Collected data entries:
* * *

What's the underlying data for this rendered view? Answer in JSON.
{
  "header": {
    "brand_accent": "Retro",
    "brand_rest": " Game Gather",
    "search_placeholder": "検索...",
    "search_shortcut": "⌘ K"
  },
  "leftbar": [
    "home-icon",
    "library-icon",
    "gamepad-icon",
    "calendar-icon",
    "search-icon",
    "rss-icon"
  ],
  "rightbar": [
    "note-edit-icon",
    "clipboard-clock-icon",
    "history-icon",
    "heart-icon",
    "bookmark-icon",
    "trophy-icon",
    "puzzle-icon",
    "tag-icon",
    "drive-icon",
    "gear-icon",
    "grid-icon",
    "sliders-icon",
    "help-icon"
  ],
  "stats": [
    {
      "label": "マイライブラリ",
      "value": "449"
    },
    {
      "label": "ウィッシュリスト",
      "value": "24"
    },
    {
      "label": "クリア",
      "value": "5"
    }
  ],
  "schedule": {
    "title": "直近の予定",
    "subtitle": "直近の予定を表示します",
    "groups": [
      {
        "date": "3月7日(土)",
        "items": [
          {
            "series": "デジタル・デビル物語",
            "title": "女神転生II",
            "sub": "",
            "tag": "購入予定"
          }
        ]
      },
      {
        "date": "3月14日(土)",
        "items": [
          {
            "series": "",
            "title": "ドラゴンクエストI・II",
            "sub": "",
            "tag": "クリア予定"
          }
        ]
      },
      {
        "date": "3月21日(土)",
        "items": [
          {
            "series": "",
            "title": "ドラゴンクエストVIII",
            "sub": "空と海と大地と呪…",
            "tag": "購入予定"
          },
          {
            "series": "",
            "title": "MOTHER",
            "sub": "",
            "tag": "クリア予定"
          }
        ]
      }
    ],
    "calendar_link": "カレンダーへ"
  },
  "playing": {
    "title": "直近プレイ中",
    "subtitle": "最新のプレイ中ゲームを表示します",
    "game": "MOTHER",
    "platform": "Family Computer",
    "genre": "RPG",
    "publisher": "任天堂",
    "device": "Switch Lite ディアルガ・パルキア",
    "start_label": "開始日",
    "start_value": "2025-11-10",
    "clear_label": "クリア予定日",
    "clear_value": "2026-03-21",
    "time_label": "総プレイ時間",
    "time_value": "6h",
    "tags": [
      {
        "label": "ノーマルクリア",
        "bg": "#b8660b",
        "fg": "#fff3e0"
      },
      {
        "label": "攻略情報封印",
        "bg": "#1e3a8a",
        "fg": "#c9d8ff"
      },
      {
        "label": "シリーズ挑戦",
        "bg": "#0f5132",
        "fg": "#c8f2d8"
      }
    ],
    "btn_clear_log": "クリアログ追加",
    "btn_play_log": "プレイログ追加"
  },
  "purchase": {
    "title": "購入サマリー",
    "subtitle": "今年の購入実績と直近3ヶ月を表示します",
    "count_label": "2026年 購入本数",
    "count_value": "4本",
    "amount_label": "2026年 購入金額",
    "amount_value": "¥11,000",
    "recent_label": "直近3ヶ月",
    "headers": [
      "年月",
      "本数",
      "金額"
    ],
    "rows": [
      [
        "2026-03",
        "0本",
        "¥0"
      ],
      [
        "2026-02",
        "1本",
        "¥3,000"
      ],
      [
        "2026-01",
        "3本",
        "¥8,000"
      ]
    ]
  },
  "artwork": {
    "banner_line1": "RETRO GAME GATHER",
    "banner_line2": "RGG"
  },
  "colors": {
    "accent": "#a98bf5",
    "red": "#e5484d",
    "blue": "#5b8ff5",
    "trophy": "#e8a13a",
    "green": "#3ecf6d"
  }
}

* * *

Copy out each line above, character for character.

What's the underlying data for this rendered view? Answer in JSON.
{
  "header": {
    "brand_accent": "Retro",
    "brand_rest": " Game Gather",
    "search_placeholder": "検索...",
    "search_shortcut": "⌘ K"
  },
  "leftbar": [
    "home-icon",
    "library-icon",
    "gamepad-icon",
    "calendar-icon",
    "search-icon",
    "rss-icon"
  ],
  "rightbar": [
    "note-edit-icon",
    "clipboard-clock-icon",
    "history-icon",
    "heart-icon",
    "bookmark-icon",
    "trophy-icon",
    "puzzle-icon",
    "tag-icon",
    "drive-icon",
    "gear-icon",
    "grid-icon",
    "sliders-icon",
    "help-icon"
  ],
  "stats": [
    {
      "label": "マイライブラリ",
      "value": "449"
    },
    {
      "label": "ウィッシュリスト",
      "value": "24"
    },
    {
      "label": "クリア",
      "value": "5"
    }
  ],
  "schedule": {
    "title": "直近の予定",
    "subtitle": "直近の予定を表示します",
    "groups": [
      {
        "date": "3月7日(土)",
        "items": [
          {
            "series": "デジタル・デビル物語",
            "title": "女神転生II",
            "sub": "",
            "tag": "購入予定"
          }
        ]
      },
      {
        "date": "3月14日(土)",
        "items": [
          {
            "series": "",
            "title": "ドラゴンクエストI・II",
            "sub": "",
            "tag": "クリア予定"
          }
        ]
      },
      {
        "date": "3月21日(土)",
        "items": [
          {
            "series": "",
            "title": "ドラゴンクエストVIII",
            "sub": "空と海と大地と呪…",
            "tag": "購入予定"
          },
          {
            "series": "",
            "title": "MOTHER",
            "sub": "",
            "tag": "クリア予定"
          }
        ]
      }
    ],
    "calendar_link": "カレンダーへ"
  },
  "playing": {
    "title": "直近プレイ中",
    "subtitle": "最新のプレイ中ゲームを表示します",
    "game": "MOTHER",
    "platform": "Family Computer",
    "genre": "RPG",
    "publisher": "任天堂",
    "device": "Switch Lite ディアルガ・パルキア",
    "start_label": "開始日",
    "start_value": "2025-11-10",
    "clear_label": "クリア予定日",
    "clear_value": "2026-03-21",
    "time_label": "総プレイ時間",
    "time_value": "6h",
    "tags": [
      {
        "label": "ノーマルクリア",
        "bg": "#b8660b",
        "fg": "#fff3e0"
      },
      {
        "label": "攻略情報封印",
        "bg": "#1e3a8a",
        "fg": "#c9d8ff"
      },
      {
        "label": "シリーズ挑戦",
        "bg": "#0f5132",
        "fg": "#c8f2d8"
      }
    ],
    "btn_clear_log": "クリアログ追加",
    "btn_play_log": "プレイログ追加"
  },
  "purchase": {
    "title": "購入サマリー",
    "subtitle": "今年の購入実績と直近3ヶ月を表示します",
    "count_label": "2026年 購入本数",
    "count_value": "4本",
    "amount_label": "2026年 購入金額",
    "amount_value": "¥11,000",
    "recent_label": "直近3ヶ月",
    "headers": [
      "年月",
      "本数",
      "金額"
    ],
    "rows": [
      [
        "2026-03",
        "0本",
        "¥0"
      ],
      [
        "2026-02",
        "1本",
        "¥3,000"
      ],
      [
        "2026-01",
        "3本",
        "¥8,000"
      ]
    ]
  },
  "artwork": {
    "banner_line1": "RETRO GAME GATHER",
    "banner_line2": "RGG"
  },
  "colors": {
    "accent": "#a98bf5",
    "red": "#e5484d",
    "blue": "#5b8ff5",
    "trophy": "#e8a13a",
    "green": "#3ecf6d"
  }
}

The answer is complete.